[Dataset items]
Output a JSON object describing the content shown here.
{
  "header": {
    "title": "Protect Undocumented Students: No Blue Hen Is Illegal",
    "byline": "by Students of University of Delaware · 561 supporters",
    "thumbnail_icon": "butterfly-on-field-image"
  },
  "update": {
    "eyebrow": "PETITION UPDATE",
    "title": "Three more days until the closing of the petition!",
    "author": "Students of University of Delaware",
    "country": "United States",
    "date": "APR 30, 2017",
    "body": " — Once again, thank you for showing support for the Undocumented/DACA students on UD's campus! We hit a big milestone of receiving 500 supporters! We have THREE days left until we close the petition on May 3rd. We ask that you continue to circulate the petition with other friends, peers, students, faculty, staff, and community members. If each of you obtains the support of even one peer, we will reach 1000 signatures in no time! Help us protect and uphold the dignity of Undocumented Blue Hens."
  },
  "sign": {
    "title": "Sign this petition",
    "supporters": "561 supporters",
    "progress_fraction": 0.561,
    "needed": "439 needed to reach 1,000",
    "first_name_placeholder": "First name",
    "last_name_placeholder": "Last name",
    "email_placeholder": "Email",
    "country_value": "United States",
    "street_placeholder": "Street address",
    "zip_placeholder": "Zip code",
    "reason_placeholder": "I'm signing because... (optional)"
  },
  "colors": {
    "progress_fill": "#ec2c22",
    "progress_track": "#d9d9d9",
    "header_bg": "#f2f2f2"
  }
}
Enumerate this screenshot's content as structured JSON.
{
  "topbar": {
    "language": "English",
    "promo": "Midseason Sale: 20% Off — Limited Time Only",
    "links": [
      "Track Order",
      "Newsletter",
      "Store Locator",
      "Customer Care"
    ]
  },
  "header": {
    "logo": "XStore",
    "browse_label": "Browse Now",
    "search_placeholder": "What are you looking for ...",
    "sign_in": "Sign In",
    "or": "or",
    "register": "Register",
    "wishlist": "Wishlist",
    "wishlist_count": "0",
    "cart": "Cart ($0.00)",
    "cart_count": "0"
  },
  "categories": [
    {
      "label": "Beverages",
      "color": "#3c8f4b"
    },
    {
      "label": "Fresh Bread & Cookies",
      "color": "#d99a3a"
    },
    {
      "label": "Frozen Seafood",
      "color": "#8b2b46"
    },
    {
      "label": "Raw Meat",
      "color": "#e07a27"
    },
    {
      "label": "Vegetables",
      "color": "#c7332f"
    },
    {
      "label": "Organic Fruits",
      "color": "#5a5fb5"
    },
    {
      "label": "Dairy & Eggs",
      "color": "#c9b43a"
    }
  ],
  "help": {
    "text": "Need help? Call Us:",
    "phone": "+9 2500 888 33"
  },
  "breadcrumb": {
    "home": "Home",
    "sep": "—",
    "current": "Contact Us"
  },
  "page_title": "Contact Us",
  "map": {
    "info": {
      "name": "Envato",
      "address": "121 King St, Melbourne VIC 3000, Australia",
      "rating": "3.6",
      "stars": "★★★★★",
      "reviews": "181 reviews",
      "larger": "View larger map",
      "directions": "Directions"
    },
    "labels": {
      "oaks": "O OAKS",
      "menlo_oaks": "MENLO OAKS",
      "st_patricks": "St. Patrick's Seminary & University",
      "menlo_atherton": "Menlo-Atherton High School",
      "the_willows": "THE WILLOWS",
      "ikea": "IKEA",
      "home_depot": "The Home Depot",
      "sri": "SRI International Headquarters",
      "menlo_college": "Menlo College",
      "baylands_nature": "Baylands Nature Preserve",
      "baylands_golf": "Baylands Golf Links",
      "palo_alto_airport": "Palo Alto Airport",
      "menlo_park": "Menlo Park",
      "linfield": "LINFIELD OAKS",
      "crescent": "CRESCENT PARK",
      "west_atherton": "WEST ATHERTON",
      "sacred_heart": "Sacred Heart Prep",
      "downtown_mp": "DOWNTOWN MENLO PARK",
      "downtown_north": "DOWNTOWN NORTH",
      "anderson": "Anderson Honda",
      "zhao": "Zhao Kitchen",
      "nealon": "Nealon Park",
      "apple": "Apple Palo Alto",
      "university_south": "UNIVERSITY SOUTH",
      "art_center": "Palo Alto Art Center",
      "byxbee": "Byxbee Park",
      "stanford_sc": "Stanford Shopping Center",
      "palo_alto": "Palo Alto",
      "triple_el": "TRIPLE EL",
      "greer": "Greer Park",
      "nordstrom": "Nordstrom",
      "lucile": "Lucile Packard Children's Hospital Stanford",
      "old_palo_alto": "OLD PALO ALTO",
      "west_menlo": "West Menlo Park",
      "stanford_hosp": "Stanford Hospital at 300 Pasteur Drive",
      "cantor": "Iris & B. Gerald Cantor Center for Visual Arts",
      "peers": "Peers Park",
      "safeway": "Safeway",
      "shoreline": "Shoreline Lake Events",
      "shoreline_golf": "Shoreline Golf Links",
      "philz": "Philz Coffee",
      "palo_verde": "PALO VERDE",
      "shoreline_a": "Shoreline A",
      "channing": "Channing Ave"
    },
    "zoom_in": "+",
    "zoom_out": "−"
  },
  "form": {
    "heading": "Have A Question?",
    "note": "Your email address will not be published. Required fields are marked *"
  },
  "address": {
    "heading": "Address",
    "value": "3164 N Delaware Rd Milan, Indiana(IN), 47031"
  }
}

▸ Problem: Isolate each line of the listing above that includes "peers". Copy it.

▸ The result:
    "body": " — Once again, thank you for showing support for the Undocumented/DACA students on UD's campus! We hit a big milestone of receiving 500 supporters! We have THREE days left until we close the petition on May 3rd. We ask that you continue to circulate the petition with other friends, peers, students, faculty, staff, and community members. If each of you obtains the support of even one peer, we will reach 1000 signatures in no time! Help us protect and uphold the dignity of Undocumented Blue Hens."
      "peers": "Peers Park",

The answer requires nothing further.